Look through the data for the string "screenshot". Copy every line where it is found.

Collected data entries
⟨
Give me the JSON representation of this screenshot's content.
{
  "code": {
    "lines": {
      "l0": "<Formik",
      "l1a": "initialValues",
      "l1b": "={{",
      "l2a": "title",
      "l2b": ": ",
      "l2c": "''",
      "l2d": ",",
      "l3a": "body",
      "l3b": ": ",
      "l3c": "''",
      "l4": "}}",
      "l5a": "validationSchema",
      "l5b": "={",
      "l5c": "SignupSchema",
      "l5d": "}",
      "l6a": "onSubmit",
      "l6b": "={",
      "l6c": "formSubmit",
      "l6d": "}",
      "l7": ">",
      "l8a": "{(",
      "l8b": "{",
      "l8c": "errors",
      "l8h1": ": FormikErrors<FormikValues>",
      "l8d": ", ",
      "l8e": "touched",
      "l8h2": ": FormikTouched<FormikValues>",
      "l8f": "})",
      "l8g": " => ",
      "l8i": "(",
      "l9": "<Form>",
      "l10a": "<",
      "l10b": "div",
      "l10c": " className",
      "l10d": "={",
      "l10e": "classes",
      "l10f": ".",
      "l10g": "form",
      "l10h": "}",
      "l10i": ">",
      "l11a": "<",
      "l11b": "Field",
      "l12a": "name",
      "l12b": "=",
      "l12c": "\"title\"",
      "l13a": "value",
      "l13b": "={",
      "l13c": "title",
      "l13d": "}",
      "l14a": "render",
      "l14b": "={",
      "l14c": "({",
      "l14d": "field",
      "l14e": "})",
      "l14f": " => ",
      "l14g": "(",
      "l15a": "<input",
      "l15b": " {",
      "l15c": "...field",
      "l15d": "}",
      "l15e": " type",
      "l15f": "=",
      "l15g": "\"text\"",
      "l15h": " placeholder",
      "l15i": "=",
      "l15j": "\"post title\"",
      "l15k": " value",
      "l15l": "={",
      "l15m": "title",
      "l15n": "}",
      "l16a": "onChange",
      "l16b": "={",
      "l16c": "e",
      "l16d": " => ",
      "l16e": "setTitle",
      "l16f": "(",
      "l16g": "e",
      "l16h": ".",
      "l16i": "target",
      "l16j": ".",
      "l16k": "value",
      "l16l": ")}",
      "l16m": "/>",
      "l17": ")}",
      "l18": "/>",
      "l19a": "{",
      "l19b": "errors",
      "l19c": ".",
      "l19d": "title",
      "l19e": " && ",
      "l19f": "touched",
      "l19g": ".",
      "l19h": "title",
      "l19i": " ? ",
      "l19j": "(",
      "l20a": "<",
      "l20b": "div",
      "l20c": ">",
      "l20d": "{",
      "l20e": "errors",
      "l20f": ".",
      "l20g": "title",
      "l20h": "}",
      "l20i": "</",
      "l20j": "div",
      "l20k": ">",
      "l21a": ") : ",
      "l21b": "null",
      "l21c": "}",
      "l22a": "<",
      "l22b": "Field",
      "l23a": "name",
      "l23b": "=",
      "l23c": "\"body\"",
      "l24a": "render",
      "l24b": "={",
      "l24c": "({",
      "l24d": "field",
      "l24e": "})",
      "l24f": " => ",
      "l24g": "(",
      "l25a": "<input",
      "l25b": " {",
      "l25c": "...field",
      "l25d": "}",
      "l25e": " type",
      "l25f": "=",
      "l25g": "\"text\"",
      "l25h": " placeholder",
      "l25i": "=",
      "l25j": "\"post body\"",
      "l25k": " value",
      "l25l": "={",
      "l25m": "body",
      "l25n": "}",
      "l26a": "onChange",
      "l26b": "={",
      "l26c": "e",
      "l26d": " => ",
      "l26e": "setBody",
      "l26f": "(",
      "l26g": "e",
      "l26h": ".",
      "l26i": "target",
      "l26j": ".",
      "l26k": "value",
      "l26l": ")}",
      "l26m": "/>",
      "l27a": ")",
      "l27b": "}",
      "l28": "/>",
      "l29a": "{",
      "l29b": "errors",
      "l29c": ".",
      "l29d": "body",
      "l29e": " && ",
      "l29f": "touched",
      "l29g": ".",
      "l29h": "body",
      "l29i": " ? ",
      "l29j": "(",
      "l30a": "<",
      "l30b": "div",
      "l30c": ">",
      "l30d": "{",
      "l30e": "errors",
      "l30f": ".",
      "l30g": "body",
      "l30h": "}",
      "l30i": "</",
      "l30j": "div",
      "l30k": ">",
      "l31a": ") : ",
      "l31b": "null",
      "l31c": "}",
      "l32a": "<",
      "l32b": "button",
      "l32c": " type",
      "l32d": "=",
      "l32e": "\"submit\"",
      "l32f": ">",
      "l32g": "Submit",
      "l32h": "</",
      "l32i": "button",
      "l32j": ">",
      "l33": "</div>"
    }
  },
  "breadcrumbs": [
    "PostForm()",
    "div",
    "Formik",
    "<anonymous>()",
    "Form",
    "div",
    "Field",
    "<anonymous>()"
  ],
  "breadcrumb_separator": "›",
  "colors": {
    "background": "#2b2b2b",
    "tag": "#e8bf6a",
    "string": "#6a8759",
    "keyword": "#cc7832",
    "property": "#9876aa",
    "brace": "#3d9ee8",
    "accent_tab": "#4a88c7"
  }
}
⟩
⟨
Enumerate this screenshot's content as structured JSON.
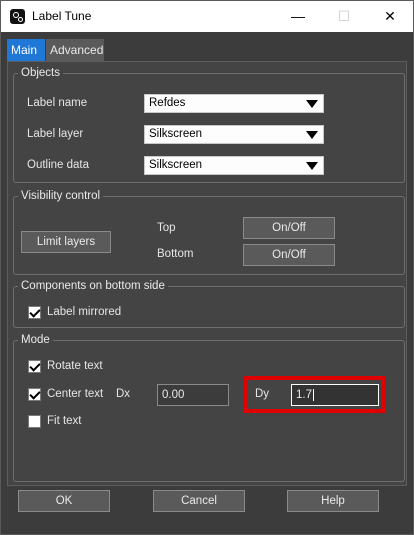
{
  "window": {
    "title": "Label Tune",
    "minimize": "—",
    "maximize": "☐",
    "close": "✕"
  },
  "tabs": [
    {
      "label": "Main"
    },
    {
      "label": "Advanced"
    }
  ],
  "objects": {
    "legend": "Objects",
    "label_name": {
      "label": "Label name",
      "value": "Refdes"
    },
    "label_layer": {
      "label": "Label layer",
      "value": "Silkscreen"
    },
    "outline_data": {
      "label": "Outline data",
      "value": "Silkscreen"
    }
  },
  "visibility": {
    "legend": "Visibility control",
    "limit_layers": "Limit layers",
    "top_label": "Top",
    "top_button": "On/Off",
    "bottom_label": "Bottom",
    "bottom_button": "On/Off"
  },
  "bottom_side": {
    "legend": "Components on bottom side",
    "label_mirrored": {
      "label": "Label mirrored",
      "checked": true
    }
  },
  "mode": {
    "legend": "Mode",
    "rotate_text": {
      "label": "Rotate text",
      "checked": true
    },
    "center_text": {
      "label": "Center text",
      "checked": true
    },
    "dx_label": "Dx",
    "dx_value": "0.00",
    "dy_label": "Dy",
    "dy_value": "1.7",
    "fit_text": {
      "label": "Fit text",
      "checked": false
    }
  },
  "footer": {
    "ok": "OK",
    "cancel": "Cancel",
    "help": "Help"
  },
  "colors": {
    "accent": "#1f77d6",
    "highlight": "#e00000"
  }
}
⟩
Output of the task ▸
Give me the JSON representation of this screenshot's content.
Enumerate this screenshot's content as structured JSON.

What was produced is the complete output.